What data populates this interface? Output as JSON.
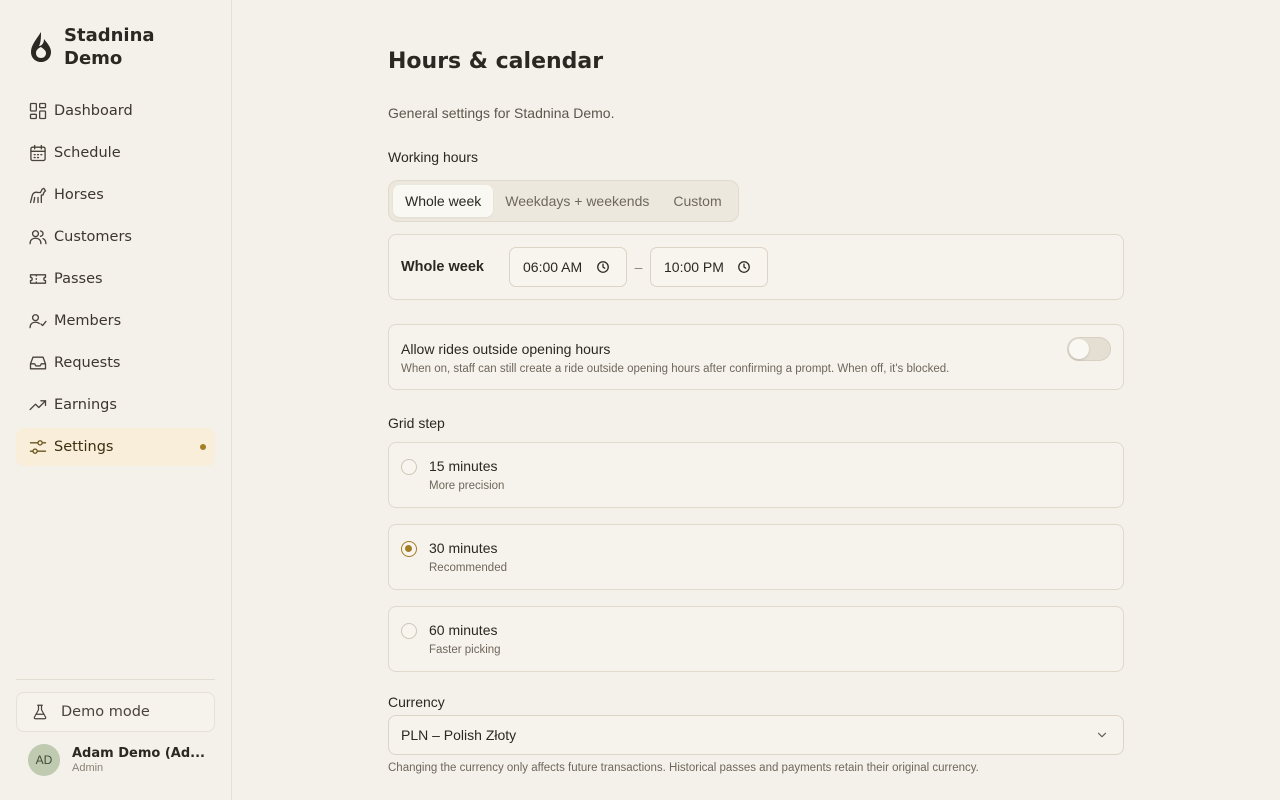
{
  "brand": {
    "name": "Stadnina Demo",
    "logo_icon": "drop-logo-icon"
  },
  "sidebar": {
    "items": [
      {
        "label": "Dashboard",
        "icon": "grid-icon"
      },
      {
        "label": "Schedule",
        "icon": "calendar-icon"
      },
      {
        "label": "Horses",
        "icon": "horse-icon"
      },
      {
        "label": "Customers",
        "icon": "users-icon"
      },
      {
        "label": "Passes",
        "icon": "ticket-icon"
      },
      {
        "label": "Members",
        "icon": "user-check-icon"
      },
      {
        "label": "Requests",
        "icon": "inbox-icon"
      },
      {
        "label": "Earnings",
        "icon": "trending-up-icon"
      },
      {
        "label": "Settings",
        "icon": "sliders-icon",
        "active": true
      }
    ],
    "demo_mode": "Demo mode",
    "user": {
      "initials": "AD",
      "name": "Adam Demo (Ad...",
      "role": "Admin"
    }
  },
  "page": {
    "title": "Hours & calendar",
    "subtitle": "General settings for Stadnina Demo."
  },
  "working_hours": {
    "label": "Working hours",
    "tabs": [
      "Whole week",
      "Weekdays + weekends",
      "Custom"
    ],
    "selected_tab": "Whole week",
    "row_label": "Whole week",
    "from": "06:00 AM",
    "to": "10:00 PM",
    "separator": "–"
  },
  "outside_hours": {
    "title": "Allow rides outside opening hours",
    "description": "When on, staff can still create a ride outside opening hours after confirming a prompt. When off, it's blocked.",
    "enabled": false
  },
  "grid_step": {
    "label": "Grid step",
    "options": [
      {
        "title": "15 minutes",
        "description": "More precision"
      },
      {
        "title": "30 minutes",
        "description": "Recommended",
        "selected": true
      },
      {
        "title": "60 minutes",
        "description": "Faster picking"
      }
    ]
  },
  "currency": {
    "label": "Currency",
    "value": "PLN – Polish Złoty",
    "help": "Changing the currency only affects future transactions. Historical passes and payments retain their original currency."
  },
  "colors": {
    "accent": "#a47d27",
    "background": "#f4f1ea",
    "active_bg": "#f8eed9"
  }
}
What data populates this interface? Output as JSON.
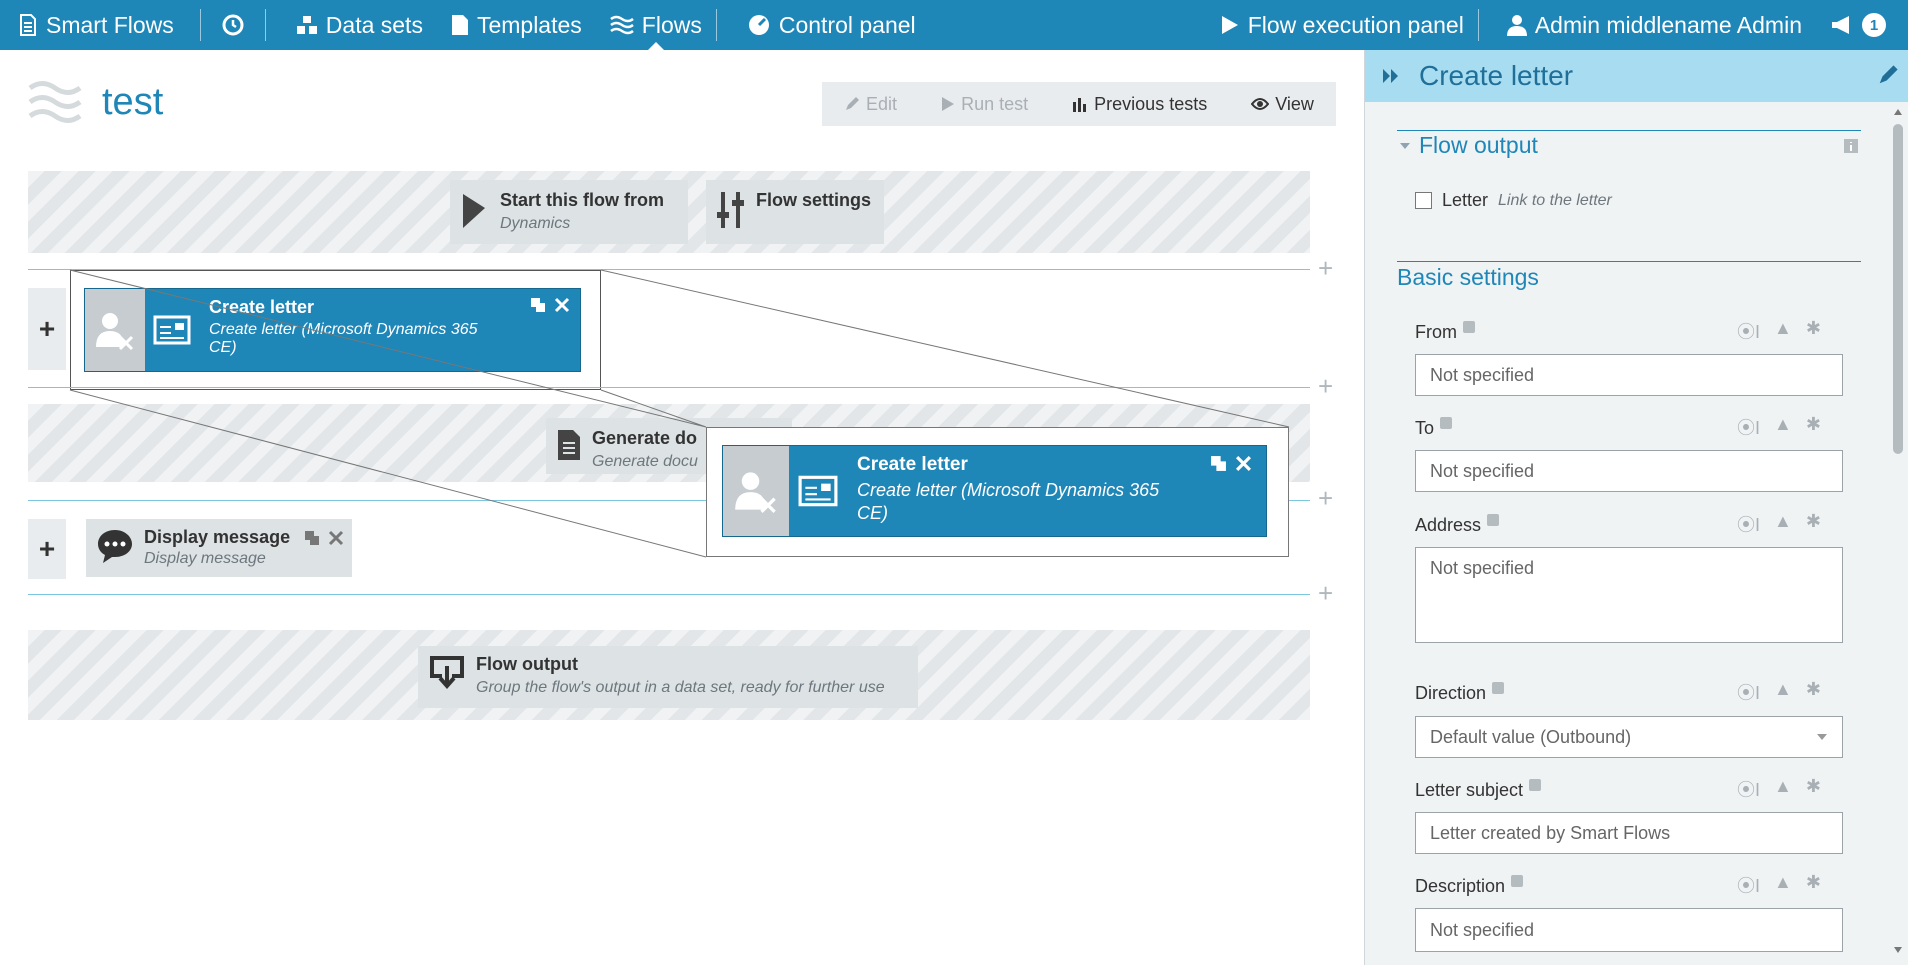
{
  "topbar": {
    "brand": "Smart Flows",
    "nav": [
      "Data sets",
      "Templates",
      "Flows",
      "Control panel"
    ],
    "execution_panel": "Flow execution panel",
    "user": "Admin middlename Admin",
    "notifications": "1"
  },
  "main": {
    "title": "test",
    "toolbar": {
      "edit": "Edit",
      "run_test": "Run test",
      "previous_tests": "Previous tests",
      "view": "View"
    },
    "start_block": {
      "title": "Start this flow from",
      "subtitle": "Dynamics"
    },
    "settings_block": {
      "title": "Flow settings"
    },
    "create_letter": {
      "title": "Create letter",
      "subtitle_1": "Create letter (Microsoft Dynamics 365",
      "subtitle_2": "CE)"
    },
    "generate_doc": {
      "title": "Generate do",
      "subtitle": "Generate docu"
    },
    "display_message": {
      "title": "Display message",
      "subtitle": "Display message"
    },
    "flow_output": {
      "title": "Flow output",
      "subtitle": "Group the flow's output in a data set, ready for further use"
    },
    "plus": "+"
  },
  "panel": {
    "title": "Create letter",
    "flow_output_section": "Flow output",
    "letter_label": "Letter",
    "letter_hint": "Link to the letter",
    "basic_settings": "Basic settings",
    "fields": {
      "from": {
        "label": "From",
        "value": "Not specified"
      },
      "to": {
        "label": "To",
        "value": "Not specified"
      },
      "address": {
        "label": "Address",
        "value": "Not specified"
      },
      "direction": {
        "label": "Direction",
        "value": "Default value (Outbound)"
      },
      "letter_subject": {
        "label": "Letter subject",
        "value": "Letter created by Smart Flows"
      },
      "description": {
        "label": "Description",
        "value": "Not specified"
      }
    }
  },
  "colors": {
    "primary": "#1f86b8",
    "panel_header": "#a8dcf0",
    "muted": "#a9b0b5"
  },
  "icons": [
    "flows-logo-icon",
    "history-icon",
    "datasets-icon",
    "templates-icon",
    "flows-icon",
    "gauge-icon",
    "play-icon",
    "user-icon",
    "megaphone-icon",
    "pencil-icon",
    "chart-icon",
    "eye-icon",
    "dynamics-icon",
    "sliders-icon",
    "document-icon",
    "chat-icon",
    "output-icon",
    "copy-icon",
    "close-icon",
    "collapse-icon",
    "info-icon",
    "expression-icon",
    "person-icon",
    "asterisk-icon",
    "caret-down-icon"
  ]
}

______________________________

### Written request
Look through the entries above and list every line containing "minutes".

### Solution to the problem
        "title": "15 minutes",
        "title": "30 minutes",
        "title": "60 minutes",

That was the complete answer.